TASK:
Every entry must be echoed exactly.
** start of DATA SHOWN **
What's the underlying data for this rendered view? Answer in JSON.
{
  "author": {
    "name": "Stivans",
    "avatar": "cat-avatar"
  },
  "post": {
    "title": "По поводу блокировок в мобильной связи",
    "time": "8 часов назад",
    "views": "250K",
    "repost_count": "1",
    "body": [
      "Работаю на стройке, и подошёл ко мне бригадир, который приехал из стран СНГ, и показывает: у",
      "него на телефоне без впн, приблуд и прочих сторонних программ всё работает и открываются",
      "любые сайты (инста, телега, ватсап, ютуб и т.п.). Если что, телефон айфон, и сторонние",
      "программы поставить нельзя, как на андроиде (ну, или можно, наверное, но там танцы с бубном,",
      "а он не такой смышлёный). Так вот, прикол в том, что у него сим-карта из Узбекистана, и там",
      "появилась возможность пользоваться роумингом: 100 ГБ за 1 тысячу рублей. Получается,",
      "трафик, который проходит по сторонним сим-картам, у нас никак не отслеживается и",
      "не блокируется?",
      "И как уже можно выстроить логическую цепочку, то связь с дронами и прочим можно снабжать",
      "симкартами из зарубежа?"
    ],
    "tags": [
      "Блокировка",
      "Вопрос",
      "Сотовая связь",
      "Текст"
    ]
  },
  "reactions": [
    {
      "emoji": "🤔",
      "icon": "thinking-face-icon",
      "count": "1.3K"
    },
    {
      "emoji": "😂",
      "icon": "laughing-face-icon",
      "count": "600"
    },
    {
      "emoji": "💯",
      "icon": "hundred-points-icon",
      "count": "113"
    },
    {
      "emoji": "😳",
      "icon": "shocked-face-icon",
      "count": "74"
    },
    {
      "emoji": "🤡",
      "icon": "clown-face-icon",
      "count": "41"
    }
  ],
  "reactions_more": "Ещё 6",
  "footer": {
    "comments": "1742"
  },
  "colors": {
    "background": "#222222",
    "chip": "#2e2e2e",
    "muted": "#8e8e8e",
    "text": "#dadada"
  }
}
** end of DATA SHOWN **
COMPLETE RESPONSE:
What's the underlying data for this rendered view? Answer in JSON.
{
  "author": {
    "name": "Stivans",
    "avatar": "cat-avatar"
  },
  "post": {
    "title": "По поводу блокировок в мобильной связи",
    "time": "8 часов назад",
    "views": "250K",
    "repost_count": "1",
    "body": [
      "Работаю на стройке, и подошёл ко мне бригадир, который приехал из стран СНГ, и показывает: у",
      "него на телефоне без впн, приблуд и прочих сторонних программ всё работает и открываются",
      "любые сайты (инста, телега, ватсап, ютуб и т.п.). Если что, телефон айфон, и сторонние",
      "программы поставить нельзя, как на андроиде (ну, или можно, наверное, но там танцы с бубном,",
      "а он не такой смышлёный). Так вот, прикол в том, что у него сим-карта из Узбекистана, и там",
      "появилась возможность пользоваться роумингом: 100 ГБ за 1 тысячу рублей. Получается,",
      "трафик, который проходит по сторонним сим-картам, у нас никак не отслеживается и",
      "не блокируется?",
      "И как уже можно выстроить логическую цепочку, то связь с дронами и прочим можно снабжать",
      "симкартами из зарубежа?"
    ],
    "tags": [
      "Блокировка",
      "Вопрос",
      "Сотовая связь",
      "Текст"
    ]
  },
  "reactions": [
    {
      "emoji": "🤔",
      "icon": "thinking-face-icon",
      "count": "1.3K"
    },
    {
      "emoji": "😂",
      "icon": "laughing-face-icon",
      "count": "600"
    },
    {
      "emoji": "💯",
      "icon": "hundred-points-icon",
      "count": "113"
    },
    {
      "emoji": "😳",
      "icon": "shocked-face-icon",
      "count": "74"
    },
    {
      "emoji": "🤡",
      "icon": "clown-face-icon",
      "count": "41"
    }
  ],
  "reactions_more": "Ещё 6",
  "footer": {
    "comments": "1742"
  },
  "colors": {
    "background": "#222222",
    "chip": "#2e2e2e",
    "muted": "#8e8e8e",
    "text": "#dadada"
  }
}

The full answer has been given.